+++ THE RECORDS +++

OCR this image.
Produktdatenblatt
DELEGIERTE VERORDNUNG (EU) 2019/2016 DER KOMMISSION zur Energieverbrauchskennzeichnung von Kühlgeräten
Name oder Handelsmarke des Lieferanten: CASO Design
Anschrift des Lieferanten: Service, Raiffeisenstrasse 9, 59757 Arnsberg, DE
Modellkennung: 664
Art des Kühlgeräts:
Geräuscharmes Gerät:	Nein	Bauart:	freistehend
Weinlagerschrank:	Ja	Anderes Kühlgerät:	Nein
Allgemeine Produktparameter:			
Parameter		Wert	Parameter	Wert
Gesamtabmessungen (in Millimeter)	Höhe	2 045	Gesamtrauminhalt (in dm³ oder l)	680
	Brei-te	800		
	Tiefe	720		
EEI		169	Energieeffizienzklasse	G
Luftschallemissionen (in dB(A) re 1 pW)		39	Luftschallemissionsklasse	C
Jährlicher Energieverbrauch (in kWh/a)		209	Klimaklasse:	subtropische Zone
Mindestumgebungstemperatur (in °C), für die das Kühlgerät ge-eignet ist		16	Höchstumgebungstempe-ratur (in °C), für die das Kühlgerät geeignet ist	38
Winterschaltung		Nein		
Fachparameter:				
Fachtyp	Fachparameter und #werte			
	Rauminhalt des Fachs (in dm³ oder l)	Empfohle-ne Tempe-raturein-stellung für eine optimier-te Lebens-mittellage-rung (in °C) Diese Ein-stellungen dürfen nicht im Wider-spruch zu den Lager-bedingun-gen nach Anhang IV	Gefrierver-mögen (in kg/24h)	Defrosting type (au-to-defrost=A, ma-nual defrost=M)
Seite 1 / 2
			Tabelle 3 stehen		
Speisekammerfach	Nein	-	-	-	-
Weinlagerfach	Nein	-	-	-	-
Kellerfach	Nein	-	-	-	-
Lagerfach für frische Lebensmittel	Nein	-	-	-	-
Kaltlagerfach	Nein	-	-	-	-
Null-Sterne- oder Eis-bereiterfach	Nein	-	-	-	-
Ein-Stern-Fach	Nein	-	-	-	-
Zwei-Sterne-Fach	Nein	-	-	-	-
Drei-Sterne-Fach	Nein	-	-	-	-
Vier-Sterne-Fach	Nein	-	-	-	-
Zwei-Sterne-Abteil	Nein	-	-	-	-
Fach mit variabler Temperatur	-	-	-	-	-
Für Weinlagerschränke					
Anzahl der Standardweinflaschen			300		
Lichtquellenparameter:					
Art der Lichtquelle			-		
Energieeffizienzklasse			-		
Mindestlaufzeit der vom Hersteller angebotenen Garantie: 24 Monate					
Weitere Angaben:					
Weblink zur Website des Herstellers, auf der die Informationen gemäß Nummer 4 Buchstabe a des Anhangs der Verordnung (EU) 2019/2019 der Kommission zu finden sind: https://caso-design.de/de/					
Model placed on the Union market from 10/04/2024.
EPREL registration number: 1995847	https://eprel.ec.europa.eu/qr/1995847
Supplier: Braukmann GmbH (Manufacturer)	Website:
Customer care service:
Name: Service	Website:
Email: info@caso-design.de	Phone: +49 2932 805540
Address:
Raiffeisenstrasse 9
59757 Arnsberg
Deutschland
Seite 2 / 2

+++

● EXERCISE DETAILS: Copy whichever lines in the listing above contain the word "Website".

● REPLY TO THE TASK:
Weblink zur Website des Herstellers, auf der die Informationen gemäß Nummer 4 Buchstabe a des Anhangs der Verordnung (EU) 2019/2019 der Kommission zu finden sind: https://caso-design.de/de/					
Supplier: Braukmann GmbH (Manufacturer)	Website:
Name: Service	Website:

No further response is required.